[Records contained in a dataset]
»»
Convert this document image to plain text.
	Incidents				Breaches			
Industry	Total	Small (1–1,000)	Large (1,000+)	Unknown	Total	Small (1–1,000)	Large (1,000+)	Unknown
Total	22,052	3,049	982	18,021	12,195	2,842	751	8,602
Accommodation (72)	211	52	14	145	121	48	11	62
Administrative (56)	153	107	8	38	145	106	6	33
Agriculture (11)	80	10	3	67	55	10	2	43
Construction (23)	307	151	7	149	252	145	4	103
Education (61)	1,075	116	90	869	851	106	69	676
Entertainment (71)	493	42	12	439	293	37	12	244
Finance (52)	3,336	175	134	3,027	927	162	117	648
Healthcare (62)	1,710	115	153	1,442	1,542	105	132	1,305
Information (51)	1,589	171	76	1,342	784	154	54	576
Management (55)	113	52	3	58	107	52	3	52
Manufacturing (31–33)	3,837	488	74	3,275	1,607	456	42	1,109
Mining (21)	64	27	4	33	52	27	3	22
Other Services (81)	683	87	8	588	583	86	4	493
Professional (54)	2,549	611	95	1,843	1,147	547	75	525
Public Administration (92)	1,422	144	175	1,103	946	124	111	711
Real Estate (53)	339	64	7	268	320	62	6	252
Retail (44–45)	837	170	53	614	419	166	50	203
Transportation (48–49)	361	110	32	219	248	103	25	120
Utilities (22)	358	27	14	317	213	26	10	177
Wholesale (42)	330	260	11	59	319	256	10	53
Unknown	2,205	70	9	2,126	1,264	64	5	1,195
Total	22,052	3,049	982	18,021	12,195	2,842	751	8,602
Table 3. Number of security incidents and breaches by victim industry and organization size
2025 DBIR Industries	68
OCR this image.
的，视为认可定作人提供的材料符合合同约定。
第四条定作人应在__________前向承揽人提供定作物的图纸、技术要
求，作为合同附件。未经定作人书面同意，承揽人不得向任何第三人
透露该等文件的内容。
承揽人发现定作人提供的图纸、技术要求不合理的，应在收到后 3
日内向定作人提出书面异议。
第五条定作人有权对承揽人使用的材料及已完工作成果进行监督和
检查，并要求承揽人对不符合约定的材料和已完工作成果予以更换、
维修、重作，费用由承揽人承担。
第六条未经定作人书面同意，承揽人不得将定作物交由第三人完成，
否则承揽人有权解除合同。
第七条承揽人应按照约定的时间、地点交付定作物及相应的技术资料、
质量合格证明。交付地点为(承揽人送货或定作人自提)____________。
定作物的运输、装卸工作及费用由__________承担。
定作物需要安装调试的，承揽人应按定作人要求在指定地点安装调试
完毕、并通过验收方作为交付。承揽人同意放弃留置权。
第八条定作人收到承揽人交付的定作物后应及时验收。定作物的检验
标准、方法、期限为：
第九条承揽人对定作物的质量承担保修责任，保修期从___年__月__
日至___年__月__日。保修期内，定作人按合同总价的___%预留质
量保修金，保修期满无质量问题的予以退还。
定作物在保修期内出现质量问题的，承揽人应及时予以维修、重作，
««
REQUIRED TASK » Your answer should consist only of the lines from the one with "OCR this image." through the end of the data above, reproduced exactly.

EXERCISE RESPONSE »
OCR this image.
的，视为认可定作人提供的材料符合合同约定。
第四条定作人应在__________前向承揽人提供定作物的图纸、技术要
求，作为合同附件。未经定作人书面同意，承揽人不得向任何第三人
透露该等文件的内容。
承揽人发现定作人提供的图纸、技术要求不合理的，应在收到后 3
日内向定作人提出书面异议。
第五条定作人有权对承揽人使用的材料及已完工作成果进行监督和
检查，并要求承揽人对不符合约定的材料和已完工作成果予以更换、
维修、重作，费用由承揽人承担。
第六条未经定作人书面同意，承揽人不得将定作物交由第三人完成，
否则承揽人有权解除合同。
第七条承揽人应按照约定的时间、地点交付定作物及相应的技术资料、
质量合格证明。交付地点为(承揽人送货或定作人自提)____________。
定作物的运输、装卸工作及费用由__________承担。
定作物需要安装调试的，承揽人应按定作人要求在指定地点安装调试
完毕、并通过验收方作为交付。承揽人同意放弃留置权。
第八条定作人收到承揽人交付的定作物后应及时验收。定作物的检验
标准、方法、期限为：
第九条承揽人对定作物的质量承担保修责任，保修期从___年__月__
日至___年__月__日。保修期内，定作人按合同总价的___%预留质
量保修金，保修期满无质量问题的予以退还。
定作物在保修期内出现质量问题的，承揽人应及时予以维修、重作，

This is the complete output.